TEXTO DE LECTURA ->

%%

Esta actuación del gobierno, para un buen número de personas (entre las que me incluyo), fue tremendamente exagerada y prueba de ello es la pena solicitada por la fiscalía (35 años de reclusión y una compensación de un millón de dólares) que, prácticamente, colocaba la actuación de Aaron Swartz al nivel de un ataque terrorista y que, ante tanta presión, lo llevó al borde de la depresión. Si bien el abogado de Swartz ha comentado hoy que tenía una estrategia para afrontar el juicio (y que hubiesen tenido posibilidades de ganar), el hecho es que Aaron Swartz está muerto por una acusación que, vista en perspectiva, es un cúmulo de despropósitos y nos muestran algunos de los sinsentidos del mundo del copyright y la investigación científica actual (aunque ahora los cargos hayan sido retirados).
Son muchas las universidades de todo el mundo que están suscritas a revistas científicas y a repositorios de artículos de investigación que, cada día, son utilizados por miles de investigadores para buscar referencias o realizar trabajos para sus tesis doctorales o cualquier otro tipo de trabajo académico. Estas suscripciones no son gratuitas y, de hecho, no es algo que esté al alcance de cualquier bolsillo por lo que, para muchos investigadores, las redes de las Universidades son el único punto de acceso a este conocimiento.

%%

Extractos de un conjunto de datos ->
%%

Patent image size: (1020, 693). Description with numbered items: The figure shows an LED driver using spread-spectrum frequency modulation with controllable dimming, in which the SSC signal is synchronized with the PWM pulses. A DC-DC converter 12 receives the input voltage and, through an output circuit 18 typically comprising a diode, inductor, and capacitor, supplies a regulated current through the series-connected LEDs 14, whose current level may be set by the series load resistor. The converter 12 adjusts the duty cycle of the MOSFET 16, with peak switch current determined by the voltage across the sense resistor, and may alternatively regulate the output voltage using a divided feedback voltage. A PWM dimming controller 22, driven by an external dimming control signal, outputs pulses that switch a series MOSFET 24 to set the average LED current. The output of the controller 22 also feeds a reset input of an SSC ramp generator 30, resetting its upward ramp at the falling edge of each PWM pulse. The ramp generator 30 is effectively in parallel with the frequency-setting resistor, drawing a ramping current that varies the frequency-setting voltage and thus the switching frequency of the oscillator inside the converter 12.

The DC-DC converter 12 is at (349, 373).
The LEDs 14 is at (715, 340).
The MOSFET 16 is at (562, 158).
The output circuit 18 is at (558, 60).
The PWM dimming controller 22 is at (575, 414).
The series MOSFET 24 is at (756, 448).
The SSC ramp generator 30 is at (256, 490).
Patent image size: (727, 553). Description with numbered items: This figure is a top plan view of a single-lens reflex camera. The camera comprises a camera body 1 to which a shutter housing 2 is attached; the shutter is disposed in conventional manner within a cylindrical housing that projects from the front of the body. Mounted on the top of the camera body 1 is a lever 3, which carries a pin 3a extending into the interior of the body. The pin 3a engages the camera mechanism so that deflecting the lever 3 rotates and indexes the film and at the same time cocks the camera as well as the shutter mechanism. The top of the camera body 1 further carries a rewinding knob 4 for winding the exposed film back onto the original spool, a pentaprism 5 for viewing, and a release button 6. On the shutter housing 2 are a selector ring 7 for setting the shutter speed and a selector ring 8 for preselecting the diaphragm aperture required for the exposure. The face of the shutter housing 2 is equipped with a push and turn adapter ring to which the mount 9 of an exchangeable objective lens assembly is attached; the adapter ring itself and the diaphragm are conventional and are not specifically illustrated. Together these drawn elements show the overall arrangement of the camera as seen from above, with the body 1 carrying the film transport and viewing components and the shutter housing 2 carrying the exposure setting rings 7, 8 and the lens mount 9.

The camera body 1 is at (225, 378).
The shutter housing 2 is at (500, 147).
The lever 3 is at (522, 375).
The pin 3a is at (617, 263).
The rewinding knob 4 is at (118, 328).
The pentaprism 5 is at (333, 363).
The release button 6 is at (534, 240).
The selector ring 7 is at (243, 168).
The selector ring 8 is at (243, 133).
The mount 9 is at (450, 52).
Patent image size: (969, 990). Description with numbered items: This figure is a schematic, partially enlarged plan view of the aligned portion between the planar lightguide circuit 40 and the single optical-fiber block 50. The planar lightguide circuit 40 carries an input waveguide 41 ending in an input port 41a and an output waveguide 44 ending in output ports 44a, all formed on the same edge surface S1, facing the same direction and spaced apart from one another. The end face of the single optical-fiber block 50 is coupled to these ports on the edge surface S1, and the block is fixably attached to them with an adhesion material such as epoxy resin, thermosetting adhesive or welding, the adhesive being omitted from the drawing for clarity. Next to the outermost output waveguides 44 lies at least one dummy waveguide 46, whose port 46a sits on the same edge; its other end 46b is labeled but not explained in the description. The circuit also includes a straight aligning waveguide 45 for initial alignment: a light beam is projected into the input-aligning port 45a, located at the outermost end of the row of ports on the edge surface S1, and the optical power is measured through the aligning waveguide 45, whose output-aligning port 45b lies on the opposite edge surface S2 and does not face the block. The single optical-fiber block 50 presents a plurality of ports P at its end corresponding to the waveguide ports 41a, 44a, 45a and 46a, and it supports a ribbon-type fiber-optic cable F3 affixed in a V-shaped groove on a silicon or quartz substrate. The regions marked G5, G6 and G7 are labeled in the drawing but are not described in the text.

%%

TAREAS POR HACER ->
1/ Traduce al inglés esta oración del texto sobre el caso de Aaron Swartz: "Estas suscripciones no son gratuitas y, de hecho, no es algo que esté al alcance de cualquier bolsillo por lo que, para muchos investigadores, las redes de las Universidades son el único punto de acceso a este conocimiento."
2/ Escribe la continuación del texto sobre el caso de Aaron Swartz a partir de su última oración.
Las líneas son material independiente del texto.

RESPUESTAS POR TAREA ->
1/ These subscriptions are not free and, in fact, they are not within everyone's means, so for many researchers the universities' networks are the only point of access to this knowledge.

2/
En mi opinión, una buena parte de este conocimiento (por no decir todo) debería ser libre y no es una opinión infundada puesto que, en una gran proporción, las investigaciones están financiadas con fondos públicos. No tiene sentido que los Estados dediquen fondos a la investigación y que ésta termine materializada en patentes y artículos sujetos a copyright que están almacenados en bases de datos que son de pago. Las investigaciones sufragadas con fondos públicos deberían ser de acceso libre y universal a través de la red, algo que en Estados Unidos se solicitó formalmente al gobierno y que, por ejemplo, en Reino Unido será algo obligatorio a partir del año 2014.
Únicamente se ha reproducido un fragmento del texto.